» **TASK TO COMPLETE**: Present every line in which the string "проектно" appears.

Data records
(begin)

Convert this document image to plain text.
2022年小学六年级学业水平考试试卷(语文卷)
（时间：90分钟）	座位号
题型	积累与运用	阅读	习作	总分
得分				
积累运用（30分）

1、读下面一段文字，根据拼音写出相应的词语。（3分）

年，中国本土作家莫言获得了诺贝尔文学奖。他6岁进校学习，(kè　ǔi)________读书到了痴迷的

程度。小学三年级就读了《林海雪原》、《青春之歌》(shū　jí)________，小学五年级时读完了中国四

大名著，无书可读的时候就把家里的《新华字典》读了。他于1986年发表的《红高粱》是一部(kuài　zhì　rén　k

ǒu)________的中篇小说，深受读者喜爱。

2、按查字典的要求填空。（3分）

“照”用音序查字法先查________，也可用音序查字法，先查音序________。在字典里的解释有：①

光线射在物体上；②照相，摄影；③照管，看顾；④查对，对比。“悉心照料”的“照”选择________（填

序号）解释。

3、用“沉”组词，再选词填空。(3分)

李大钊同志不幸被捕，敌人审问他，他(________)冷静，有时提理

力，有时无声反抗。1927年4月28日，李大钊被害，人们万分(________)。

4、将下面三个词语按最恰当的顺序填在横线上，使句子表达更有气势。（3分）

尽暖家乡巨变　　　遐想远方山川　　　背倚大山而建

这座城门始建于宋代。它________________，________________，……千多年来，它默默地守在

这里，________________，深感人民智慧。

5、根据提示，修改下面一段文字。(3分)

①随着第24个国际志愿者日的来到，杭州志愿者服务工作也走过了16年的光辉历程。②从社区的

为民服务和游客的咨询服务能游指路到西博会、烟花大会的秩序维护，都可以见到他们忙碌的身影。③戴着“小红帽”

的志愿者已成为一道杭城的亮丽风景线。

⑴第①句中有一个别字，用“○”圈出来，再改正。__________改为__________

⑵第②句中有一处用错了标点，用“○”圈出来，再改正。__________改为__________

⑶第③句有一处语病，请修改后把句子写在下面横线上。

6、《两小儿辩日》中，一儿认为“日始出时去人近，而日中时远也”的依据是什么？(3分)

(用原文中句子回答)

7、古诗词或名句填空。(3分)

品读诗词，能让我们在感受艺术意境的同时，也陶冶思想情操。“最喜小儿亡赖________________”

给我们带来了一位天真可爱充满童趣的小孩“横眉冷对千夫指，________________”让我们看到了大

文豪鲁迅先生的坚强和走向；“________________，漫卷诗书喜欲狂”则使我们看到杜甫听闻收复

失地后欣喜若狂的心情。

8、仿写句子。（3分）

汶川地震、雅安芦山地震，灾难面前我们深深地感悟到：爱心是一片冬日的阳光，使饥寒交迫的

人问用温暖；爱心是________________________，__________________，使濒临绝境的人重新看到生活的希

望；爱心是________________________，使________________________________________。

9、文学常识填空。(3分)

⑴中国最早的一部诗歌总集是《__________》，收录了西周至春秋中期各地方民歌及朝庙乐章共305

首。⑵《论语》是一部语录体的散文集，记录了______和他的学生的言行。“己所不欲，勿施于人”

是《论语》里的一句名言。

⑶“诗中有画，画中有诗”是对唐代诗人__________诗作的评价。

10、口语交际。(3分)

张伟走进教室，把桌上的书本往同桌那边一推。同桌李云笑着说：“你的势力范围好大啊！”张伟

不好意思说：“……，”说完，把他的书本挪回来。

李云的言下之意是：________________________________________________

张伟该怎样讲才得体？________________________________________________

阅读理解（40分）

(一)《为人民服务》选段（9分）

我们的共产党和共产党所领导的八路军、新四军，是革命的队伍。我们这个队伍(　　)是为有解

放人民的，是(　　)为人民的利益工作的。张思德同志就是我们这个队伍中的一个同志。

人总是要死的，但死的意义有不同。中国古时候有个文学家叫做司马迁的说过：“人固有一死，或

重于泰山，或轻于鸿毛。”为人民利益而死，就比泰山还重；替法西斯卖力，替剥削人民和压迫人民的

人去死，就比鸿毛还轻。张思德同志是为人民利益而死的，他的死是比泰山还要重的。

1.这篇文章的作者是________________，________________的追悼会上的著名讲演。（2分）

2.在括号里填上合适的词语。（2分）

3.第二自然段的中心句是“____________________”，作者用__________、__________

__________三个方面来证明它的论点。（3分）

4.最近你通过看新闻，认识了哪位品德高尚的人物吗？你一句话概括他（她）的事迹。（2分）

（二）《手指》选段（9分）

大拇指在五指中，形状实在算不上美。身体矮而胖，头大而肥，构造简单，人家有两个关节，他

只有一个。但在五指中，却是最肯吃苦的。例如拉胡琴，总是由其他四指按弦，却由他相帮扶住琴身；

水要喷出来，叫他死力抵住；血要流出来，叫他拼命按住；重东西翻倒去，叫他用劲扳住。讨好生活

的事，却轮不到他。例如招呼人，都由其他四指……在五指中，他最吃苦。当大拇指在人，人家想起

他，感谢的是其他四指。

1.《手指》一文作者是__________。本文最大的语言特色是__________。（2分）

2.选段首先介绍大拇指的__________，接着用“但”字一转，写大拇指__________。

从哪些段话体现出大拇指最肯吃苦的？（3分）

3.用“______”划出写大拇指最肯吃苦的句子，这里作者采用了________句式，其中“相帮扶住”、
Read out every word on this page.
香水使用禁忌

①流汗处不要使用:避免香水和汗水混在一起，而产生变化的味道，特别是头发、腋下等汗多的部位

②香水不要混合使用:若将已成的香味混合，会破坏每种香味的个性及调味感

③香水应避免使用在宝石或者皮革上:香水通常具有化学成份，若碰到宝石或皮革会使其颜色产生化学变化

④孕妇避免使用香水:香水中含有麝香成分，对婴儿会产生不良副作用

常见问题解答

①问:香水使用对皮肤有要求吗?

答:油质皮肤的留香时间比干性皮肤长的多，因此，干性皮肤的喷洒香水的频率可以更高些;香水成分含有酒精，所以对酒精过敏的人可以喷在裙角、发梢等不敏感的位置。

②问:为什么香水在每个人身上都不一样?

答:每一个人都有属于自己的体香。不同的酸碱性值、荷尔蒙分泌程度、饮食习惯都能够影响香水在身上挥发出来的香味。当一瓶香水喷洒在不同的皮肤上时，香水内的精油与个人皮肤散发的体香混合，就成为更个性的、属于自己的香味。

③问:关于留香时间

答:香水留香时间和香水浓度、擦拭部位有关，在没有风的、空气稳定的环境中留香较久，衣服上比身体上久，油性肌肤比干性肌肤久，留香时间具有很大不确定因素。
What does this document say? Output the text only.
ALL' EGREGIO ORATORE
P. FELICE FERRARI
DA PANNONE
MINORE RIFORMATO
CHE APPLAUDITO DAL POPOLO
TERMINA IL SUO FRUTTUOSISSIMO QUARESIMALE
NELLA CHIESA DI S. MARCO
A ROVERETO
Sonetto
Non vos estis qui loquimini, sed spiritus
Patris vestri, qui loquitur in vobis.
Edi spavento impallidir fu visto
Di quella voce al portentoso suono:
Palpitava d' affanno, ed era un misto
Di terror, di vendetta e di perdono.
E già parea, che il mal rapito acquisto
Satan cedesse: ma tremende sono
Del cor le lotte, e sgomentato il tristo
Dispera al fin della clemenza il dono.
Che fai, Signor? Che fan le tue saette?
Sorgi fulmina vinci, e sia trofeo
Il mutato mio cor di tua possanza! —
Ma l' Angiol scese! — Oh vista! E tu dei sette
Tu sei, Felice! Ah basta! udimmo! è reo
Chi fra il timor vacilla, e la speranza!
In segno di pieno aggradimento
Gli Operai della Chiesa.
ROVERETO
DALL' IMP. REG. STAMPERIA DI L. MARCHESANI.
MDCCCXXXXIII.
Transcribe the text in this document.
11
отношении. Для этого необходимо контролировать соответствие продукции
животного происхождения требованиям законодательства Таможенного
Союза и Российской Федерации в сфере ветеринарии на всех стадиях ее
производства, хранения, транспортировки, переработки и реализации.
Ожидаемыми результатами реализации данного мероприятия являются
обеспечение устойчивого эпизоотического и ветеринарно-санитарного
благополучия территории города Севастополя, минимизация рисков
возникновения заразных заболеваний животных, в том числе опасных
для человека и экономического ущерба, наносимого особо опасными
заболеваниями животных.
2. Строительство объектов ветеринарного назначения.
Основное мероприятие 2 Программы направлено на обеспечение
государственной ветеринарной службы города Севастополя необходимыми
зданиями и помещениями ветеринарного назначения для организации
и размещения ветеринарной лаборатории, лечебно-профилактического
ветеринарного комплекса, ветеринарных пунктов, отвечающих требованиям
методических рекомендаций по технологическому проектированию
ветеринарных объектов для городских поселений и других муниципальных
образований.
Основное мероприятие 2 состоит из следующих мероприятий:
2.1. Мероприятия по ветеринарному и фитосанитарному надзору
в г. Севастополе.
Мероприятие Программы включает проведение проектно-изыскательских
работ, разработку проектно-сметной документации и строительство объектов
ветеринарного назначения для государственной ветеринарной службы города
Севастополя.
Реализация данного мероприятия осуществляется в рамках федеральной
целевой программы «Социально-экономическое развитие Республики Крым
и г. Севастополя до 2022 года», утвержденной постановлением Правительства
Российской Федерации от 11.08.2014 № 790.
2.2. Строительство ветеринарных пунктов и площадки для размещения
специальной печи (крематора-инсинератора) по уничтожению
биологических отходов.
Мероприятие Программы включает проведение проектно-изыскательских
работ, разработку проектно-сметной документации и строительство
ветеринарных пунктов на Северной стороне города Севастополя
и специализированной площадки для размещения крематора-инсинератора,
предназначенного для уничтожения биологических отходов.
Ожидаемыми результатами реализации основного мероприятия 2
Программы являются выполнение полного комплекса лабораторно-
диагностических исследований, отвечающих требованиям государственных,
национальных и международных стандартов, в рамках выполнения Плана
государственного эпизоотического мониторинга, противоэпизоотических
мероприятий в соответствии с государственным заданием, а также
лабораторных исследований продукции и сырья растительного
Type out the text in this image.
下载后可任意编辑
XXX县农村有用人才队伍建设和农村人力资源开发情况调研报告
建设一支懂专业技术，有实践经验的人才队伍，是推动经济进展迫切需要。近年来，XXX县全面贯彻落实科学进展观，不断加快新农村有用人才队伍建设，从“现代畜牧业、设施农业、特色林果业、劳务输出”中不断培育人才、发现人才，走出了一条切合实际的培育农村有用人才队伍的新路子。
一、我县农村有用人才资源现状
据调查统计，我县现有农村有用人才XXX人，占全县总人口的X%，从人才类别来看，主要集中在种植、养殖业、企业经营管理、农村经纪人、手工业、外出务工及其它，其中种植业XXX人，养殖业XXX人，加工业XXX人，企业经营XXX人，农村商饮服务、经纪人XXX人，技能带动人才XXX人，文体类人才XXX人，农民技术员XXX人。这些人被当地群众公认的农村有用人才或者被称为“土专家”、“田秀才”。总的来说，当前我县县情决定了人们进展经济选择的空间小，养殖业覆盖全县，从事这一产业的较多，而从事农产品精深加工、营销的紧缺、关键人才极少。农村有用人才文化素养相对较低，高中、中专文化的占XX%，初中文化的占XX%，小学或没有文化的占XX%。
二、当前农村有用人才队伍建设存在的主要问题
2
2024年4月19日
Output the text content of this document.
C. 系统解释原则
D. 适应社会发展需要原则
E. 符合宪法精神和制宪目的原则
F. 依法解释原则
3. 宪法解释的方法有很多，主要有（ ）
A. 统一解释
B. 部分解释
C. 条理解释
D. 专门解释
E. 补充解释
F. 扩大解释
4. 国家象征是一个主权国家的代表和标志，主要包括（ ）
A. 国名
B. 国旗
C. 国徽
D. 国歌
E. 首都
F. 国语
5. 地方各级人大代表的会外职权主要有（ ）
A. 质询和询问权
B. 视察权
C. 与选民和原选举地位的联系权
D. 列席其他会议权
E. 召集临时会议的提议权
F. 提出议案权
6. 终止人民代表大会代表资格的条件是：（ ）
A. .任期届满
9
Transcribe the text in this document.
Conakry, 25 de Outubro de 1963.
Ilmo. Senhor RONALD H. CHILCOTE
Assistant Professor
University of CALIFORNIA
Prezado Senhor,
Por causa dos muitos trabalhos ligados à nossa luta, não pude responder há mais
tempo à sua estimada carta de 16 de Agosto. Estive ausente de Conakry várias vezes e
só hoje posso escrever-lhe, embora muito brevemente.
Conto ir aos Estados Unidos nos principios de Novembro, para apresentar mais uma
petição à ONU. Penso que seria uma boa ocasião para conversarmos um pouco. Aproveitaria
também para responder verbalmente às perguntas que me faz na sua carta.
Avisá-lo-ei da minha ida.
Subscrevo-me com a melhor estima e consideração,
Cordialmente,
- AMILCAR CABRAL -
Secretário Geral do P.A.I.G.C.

(end)

» **RIGHT ANSWER**:
Мероприятие Программы включает проведение проектно-изыскательских
работ, разработку проектно-сметной документации и строительство объектов
Мероприятие Программы включает проведение проектно-изыскательских
работ, разработку проектно-сметной документации и строительство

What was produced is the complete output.